DIRECTIVE ▸ Condense the paragraph starting "The time is almost up" in the Cruze forum post below into a short bulleted list that keeps its main facts.

EXCERPTED TEXT ▸
··········

# Cruze hatchback, or Trax? (long)



## UpstateNYBill (Jan 14, 2012)

The time is almost up on my 2012 Cruze. I get reimbursed through my job for using my personal vehicle for work. This basically amounts to a free car, but there are catches to the "deal". First, the car must have a minimum sticker price of appox. $18,500. I can get a more expensive car if I want, but that is basically money out of my pocket. Second, the vehicle must be no more than a certain number of years old. I can choose a plan of anywhere from 4 to 7 years, which is based on the model year. As I have been driving about 40k per year, I chose a 5 year plan last time, as that equals about 200,000 miles. Above that amount of miles, I run a higher risk of expensive repairs such as transmission and engine. The longer the term, the less I get in reimbursement per month, in incremental amounts.

I get GM supplier pricing through work. My current Cruze sedan is getting a hair bit cramped for work purposes. The trunk, back seat, and even the front passenger seat are full of boxes of parts for work. I have to remove items from the trunk multiple times a day to get to other items in the trunk. A hatchback style replacement vehicle would be much more convenient.

··········

Annotated region listings:
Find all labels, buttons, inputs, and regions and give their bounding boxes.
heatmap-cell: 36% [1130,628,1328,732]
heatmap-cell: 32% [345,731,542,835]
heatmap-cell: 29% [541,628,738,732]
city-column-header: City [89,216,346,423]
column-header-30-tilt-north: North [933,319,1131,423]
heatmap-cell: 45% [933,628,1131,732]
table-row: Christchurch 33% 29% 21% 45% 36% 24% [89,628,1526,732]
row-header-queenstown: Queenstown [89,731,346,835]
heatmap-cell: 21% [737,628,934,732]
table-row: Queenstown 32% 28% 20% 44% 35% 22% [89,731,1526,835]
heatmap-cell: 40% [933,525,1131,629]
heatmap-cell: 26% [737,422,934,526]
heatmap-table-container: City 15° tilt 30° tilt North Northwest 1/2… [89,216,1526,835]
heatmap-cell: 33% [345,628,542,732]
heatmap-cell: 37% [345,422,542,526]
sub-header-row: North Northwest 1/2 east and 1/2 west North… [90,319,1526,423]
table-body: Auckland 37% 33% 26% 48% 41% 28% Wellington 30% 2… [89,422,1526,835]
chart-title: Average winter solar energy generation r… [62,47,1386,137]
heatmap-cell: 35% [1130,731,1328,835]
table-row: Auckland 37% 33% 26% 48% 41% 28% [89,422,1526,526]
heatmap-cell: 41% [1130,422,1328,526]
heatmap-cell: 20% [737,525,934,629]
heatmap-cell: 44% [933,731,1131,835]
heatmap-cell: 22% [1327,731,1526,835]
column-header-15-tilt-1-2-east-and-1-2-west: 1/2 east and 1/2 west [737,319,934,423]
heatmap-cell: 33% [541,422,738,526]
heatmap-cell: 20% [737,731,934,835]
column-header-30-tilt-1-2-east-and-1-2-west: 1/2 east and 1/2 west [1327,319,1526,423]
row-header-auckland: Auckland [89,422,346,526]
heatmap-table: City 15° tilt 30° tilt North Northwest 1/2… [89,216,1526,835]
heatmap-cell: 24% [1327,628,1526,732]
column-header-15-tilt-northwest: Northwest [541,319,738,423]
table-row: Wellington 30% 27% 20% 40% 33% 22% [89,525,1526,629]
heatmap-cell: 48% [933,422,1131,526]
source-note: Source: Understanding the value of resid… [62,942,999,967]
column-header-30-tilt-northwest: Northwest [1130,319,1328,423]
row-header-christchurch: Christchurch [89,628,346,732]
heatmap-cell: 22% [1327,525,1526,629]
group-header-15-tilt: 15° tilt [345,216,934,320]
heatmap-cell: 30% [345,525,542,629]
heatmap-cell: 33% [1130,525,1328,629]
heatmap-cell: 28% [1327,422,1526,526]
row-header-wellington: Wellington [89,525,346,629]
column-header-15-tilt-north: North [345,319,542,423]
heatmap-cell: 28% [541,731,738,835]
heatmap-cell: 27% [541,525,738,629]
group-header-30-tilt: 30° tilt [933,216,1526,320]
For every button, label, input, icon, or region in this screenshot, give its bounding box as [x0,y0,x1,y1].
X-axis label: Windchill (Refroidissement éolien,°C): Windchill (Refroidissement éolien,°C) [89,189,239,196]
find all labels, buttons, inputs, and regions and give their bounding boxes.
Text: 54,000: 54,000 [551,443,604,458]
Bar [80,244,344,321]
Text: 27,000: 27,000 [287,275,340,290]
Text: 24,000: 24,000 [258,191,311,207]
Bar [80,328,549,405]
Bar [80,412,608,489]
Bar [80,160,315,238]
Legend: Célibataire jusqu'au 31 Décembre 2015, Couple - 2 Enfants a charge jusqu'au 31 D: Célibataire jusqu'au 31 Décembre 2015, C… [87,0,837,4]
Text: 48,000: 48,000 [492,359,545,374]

··········

RESULT FOR THIS EXERCISE ▸
- The writer's time with the 2012 Cruze is nearly up.
- The writer's job reimburses use of a personal vehicle for work, which amounts to a free car with conditions.
- The car needs a sticker price of at least about $18,500. A costlier car is allowed, but the difference comes out of pocket.
- The car can't exceed a set age. Plans run 4 to 7 years, based on model year.
- Driving about 40k a year, the writer last picked a 5-year plan, roughly 200,000 miles. Beyond that, the risk of costly transmission and engine repairs rises.
- Longer terms pay less reimbursement per month, in incremental amounts.